** Aim **
For this exercise, copy out each line of the material below that includes "VSWR".

** Given records **
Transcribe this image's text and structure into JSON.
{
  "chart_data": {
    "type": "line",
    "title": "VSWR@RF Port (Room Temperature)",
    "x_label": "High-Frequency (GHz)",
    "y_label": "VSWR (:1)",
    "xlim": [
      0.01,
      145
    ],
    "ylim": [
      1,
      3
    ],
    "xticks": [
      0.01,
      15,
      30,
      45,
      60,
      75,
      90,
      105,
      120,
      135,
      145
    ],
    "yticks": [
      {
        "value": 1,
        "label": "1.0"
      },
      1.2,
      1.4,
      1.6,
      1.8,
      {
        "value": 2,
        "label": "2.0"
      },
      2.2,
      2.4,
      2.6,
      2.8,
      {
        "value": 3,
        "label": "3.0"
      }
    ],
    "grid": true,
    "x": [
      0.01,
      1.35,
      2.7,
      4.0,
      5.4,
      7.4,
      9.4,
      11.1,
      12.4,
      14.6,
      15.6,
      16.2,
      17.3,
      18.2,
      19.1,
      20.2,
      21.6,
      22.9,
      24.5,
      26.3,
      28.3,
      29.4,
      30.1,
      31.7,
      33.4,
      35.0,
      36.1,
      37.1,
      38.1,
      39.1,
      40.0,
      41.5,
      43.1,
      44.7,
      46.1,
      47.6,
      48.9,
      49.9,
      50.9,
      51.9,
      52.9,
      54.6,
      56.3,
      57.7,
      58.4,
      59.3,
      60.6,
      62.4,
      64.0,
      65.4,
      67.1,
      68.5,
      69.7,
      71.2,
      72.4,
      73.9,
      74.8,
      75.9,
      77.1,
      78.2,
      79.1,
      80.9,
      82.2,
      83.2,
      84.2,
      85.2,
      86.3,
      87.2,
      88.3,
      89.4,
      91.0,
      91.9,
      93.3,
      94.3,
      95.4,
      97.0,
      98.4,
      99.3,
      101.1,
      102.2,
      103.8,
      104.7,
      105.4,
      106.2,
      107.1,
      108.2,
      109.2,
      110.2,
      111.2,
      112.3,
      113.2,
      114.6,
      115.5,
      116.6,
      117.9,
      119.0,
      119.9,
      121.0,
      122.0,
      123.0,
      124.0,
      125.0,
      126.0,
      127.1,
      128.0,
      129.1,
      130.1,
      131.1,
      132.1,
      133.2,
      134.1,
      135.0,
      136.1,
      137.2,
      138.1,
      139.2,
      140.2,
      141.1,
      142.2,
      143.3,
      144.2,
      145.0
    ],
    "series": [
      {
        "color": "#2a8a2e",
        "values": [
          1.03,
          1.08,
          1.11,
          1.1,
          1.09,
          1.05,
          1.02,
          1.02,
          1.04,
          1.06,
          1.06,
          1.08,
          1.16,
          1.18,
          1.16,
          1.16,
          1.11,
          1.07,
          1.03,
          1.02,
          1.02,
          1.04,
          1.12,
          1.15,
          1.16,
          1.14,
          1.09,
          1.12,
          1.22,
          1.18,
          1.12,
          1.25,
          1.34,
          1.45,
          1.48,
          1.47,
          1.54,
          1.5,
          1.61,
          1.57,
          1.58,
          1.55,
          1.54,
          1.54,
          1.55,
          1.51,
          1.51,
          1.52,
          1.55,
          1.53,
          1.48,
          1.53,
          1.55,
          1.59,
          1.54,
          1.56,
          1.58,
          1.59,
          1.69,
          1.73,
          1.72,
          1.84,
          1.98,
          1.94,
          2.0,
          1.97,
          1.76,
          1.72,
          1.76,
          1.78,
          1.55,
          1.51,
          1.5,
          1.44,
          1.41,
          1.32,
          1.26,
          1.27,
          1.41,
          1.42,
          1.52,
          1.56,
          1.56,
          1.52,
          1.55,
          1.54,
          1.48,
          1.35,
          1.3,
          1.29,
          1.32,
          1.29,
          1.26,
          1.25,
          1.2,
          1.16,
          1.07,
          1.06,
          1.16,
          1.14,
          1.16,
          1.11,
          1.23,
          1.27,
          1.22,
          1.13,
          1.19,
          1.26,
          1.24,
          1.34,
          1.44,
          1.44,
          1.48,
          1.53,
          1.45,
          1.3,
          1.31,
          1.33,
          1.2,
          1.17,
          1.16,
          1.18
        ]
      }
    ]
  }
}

** Final answer **
    "title": "VSWR@RF Port (Room Temperature)",
    "y_label": "VSWR (:1)",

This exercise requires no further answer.